[Records excerpted from a collection]
■ ■ ■

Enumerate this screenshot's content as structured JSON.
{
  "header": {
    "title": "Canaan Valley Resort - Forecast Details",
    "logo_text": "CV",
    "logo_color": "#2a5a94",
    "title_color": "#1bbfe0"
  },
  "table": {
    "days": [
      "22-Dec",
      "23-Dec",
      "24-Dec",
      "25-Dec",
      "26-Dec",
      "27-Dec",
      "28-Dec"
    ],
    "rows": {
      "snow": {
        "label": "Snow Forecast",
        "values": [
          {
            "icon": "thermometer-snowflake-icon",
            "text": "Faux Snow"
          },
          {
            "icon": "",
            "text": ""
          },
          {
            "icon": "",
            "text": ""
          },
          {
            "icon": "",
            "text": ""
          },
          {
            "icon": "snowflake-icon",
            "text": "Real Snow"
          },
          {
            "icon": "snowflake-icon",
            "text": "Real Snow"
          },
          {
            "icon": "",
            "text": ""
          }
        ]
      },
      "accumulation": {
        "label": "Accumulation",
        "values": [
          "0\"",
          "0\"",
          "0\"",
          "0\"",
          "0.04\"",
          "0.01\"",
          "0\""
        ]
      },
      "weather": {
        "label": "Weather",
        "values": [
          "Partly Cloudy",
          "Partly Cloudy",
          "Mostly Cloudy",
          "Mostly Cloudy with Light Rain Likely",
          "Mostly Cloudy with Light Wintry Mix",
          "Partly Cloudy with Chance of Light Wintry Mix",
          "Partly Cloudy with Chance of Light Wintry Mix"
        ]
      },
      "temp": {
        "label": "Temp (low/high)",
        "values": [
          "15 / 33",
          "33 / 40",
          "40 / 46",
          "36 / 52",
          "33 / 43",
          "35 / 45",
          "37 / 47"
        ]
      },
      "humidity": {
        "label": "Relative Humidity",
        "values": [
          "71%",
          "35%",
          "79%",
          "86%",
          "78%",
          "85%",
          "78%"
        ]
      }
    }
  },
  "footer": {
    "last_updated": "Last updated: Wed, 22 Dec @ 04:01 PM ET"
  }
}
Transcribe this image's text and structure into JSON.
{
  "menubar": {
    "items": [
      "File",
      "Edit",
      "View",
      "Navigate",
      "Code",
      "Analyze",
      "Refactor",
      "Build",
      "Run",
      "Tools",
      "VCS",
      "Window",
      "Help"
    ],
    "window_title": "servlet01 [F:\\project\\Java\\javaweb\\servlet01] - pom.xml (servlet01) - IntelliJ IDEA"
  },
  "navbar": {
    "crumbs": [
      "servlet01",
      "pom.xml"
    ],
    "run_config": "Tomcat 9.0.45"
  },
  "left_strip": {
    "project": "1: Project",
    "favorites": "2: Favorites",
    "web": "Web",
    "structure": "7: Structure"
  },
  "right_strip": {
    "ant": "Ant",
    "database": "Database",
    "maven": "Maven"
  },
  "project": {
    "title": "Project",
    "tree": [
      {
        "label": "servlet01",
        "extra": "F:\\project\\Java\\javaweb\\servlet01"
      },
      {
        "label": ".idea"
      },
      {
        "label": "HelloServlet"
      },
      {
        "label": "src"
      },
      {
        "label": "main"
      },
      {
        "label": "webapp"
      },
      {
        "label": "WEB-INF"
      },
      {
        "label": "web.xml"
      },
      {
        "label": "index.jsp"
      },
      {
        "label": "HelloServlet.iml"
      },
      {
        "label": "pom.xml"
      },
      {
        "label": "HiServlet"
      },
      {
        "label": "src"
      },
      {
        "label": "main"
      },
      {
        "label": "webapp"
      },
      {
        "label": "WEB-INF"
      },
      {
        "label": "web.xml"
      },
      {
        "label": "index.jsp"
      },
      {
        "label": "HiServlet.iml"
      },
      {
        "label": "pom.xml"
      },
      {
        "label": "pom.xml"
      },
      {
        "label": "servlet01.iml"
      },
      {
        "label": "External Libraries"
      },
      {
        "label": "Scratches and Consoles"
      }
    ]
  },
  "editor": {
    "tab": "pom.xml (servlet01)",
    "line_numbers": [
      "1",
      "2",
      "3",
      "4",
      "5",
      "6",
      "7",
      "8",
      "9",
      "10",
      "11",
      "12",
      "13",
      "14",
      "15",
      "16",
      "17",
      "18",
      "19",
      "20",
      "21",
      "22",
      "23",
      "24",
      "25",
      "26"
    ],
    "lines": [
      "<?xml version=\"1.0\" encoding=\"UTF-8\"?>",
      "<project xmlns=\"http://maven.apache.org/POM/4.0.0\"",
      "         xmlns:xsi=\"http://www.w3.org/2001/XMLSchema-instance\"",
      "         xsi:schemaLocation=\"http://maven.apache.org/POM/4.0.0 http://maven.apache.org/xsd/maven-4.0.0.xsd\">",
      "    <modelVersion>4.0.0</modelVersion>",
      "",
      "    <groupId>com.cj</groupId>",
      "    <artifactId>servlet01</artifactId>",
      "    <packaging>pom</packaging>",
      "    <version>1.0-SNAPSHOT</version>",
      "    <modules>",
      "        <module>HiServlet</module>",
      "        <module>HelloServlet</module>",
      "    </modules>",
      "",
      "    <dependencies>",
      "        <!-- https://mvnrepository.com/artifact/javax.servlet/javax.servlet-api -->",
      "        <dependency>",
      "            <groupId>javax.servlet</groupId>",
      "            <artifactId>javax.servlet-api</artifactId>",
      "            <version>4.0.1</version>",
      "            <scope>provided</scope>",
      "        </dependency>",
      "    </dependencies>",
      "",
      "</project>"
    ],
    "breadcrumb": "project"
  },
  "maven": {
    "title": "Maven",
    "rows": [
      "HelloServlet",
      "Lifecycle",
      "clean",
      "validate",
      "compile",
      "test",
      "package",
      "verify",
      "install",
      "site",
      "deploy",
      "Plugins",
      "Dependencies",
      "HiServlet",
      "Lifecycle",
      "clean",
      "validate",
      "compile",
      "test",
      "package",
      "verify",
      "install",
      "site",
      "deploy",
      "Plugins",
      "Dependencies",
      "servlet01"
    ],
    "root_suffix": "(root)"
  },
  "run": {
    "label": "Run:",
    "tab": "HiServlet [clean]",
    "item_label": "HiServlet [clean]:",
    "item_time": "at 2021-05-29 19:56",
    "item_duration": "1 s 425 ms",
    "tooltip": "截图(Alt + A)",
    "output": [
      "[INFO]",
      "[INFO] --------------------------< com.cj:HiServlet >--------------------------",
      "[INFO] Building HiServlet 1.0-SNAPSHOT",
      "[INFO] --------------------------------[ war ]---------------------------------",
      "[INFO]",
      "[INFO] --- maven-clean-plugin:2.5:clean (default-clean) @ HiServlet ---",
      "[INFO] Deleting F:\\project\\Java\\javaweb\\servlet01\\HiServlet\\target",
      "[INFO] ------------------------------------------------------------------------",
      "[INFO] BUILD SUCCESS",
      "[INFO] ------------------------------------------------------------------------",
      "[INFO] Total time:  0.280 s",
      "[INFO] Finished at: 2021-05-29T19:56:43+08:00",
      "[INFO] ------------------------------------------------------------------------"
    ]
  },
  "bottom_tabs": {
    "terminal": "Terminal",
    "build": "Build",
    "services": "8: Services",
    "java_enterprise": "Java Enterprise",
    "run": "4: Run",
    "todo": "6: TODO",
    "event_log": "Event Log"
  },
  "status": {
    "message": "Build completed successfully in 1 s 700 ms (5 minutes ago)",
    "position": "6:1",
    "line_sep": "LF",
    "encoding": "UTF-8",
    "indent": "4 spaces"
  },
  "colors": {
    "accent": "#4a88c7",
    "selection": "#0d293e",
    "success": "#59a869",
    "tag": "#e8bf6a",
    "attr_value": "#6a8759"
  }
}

■ ■ ■

● Problem statement
Without changing a word, restate the whole listing.

● Reply to the exercise
Enumerate this screenshot's content as structured JSON.
{
  "header": {
    "title": "Canaan Valley Resort - Forecast Details",
    "logo_text": "CV",
    "logo_color": "#2a5a94",
    "title_color": "#1bbfe0"
  },
  "table": {
    "days": [
      "22-Dec",
      "23-Dec",
      "24-Dec",
      "25-Dec",
      "26-Dec",
      "27-Dec",
      "28-Dec"
    ],
    "rows": {
      "snow": {
        "label": "Snow Forecast",
        "values": [
          {
            "icon": "thermometer-snowflake-icon",
            "text": "Faux Snow"
          },
          {
            "icon": "",
            "text": ""
          },
          {
            "icon": "",
            "text": ""
          },
          {
            "icon": "",
            "text": ""
          },
          {
            "icon": "snowflake-icon",
            "text": "Real Snow"
          },
          {
            "icon": "snowflake-icon",
            "text": "Real Snow"
          },
          {
            "icon": "",
            "text": ""
          }
        ]
      },
      "accumulation": {
        "label": "Accumulation",
        "values": [
          "0\"",
          "0\"",
          "0\"",
          "0\"",
          "0.04\"",
          "0.01\"",
          "0\""
        ]
      },
      "weather": {
        "label": "Weather",
        "values": [
          "Partly Cloudy",
          "Partly Cloudy",
          "Mostly Cloudy",
          "Mostly Cloudy with Light Rain Likely",
          "Mostly Cloudy with Light Wintry Mix",
          "Partly Cloudy with Chance of Light Wintry Mix",
          "Partly Cloudy with Chance of Light Wintry Mix"
        ]
      },
      "temp": {
        "label": "Temp (low/high)",
        "values": [
          "15 / 33",
          "33 / 40",
          "40 / 46",
          "36 / 52",
          "33 / 43",
          "35 / 45",
          "37 / 47"
        ]
      },
      "humidity": {
        "label": "Relative Humidity",
        "values": [
          "71%",
          "35%",
          "79%",
          "86%",
          "78%",
          "85%",
          "78%"
        ]
      }
    }
  },
  "footer": {
    "last_updated": "Last updated: Wed, 22 Dec @ 04:01 PM ET"
  }
}
Transcribe this image's text and structure into JSON.
{
  "menubar": {
    "items": [
      "File",
      "Edit",
      "View",
      "Navigate",
      "Code",
      "Analyze",
      "Refactor",
      "Build",
      "Run",
      "Tools",
      "VCS",
      "Window",
      "Help"
    ],
    "window_title": "servlet01 [F:\\project\\Java\\javaweb\\servlet01] - pom.xml (servlet01) - IntelliJ IDEA"
  },
  "navbar": {
    "crumbs": [
      "servlet01",
      "pom.xml"
    ],
    "run_config": "Tomcat 9.0.45"
  },
  "left_strip": {
    "project": "1: Project",
    "favorites": "2: Favorites",
    "web": "Web",
    "structure": "7: Structure"
  },
  "right_strip": {
    "ant": "Ant",
    "database": "Database",
    "maven": "Maven"
  },
  "project": {
    "title": "Project",
    "tree": [
      {
        "label": "servlet01",
        "extra": "F:\\project\\Java\\javaweb\\servlet01"
      },
      {
        "label": ".idea"
      },
      {
        "label": "HelloServlet"
      },
      {
        "label": "src"
      },
      {
        "label": "main"
      },
      {
        "label": "webapp"
      },
      {
        "label": "WEB-INF"
      },
      {
        "label": "web.xml"
      },
      {
        "label": "index.jsp"
      },
      {
        "label": "HelloServlet.iml"
      },
      {
        "label": "pom.xml"
      },
      {
        "label": "HiServlet"
      },
      {
        "label": "src"
      },
      {
        "label": "main"
      },
      {
        "label": "webapp"
      },
      {
        "label": "WEB-INF"
      },
      {
        "label": "web.xml"
      },
      {
        "label": "index.jsp"
      },
      {
        "label": "HiServlet.iml"
      },
      {
        "label": "pom.xml"
      },
      {
        "label": "pom.xml"
      },
      {
        "label": "servlet01.iml"
      },
      {
        "label": "External Libraries"
      },
      {
        "label": "Scratches and Consoles"
      }
    ]
  },
  "editor": {
    "tab": "pom.xml (servlet01)",
    "line_numbers": [
      "1",
      "2",
      "3",
      "4",
      "5",
      "6",
      "7",
      "8",
      "9",
      "10",
      "11",
      "12",
      "13",
      "14",
      "15",
      "16",
      "17",
      "18",
      "19",
      "20",
      "21",
      "22",
      "23",
      "24",
      "25",
      "26"
    ],
    "lines": [
      "<?xml version=\"1.0\" encoding=\"UTF-8\"?>",
      "<project xmlns=\"http://maven.apache.org/POM/4.0.0\"",
      "         xmlns:xsi=\"http://www.w3.org/2001/XMLSchema-instance\"",
      "         xsi:schemaLocation=\"http://maven.apache.org/POM/4.0.0 http://maven.apache.org/xsd/maven-4.0.0.xsd\">",
      "    <modelVersion>4.0.0</modelVersion>",
      "",
      "    <groupId>com.cj</groupId>",
      "    <artifactId>servlet01</artifactId>",
      "    <packaging>pom</packaging>",
      "    <version>1.0-SNAPSHOT</version>",
      "    <modules>",
      "        <module>HiServlet</module>",
      "        <module>HelloServlet</module>",
      "    </modules>",
      "",
      "    <dependencies>",
      "        <!-- https://mvnrepository.com/artifact/javax.servlet/javax.servlet-api -->",
      "        <dependency>",
      "            <groupId>javax.servlet</groupId>",
      "            <artifactId>javax.servlet-api</artifactId>",
      "            <version>4.0.1</version>",
      "            <scope>provided</scope>",
      "        </dependency>",
      "    </dependencies>",
      "",
      "</project>"
    ],
    "breadcrumb": "project"
  },
  "maven": {
    "title": "Maven",
    "rows": [
      "HelloServlet",
      "Lifecycle",
      "clean",
      "validate",
      "compile",
      "test",
      "package",
      "verify",
      "install",
      "site",
      "deploy",
      "Plugins",
      "Dependencies",
      "HiServlet",
      "Lifecycle",
      "clean",
      "validate",
      "compile",
      "test",
      "package",
      "verify",
      "install",
      "site",
      "deploy",
      "Plugins",
      "Dependencies",
      "servlet01"
    ],
    "root_suffix": "(root)"
  },
  "run": {
    "label": "Run:",
    "tab": "HiServlet [clean]",
    "item_label": "HiServlet [clean]:",
    "item_time": "at 2021-05-29 19:56",
    "item_duration": "1 s 425 ms",
    "tooltip": "截图(Alt + A)",
    "output": [
      "[INFO]",
      "[INFO] --------------------------< com.cj:HiServlet >--------------------------",
      "[INFO] Building HiServlet 1.0-SNAPSHOT",
      "[INFO] --------------------------------[ war ]---------------------------------",
      "[INFO]",
      "[INFO] --- maven-clean-plugin:2.5:clean (default-clean) @ HiServlet ---",
      "[INFO] Deleting F:\\project\\Java\\javaweb\\servlet01\\HiServlet\\target",
      "[INFO] ------------------------------------------------------------------------",
      "[INFO] BUILD SUCCESS",
      "[INFO] ------------------------------------------------------------------------",
      "[INFO] Total time:  0.280 s",
      "[INFO] Finished at: 2021-05-29T19:56:43+08:00",
      "[INFO] ------------------------------------------------------------------------"
    ]
  },
  "bottom_tabs": {
    "terminal": "Terminal",
    "build": "Build",
    "services": "8: Services",
    "java_enterprise": "Java Enterprise",
    "run": "4: Run",
    "todo": "6: TODO",
    "event_log": "Event Log"
  },
  "status": {
    "message": "Build completed successfully in 1 s 700 ms (5 minutes ago)",
    "position": "6:1",
    "line_sep": "LF",
    "encoding": "UTF-8",
    "indent": "4 spaces"
  },
  "colors": {
    "accent": "#4a88c7",
    "selection": "#0d293e",
    "success": "#59a869",
    "tag": "#e8bf6a",
    "attr_value": "#6a8759"
  }
}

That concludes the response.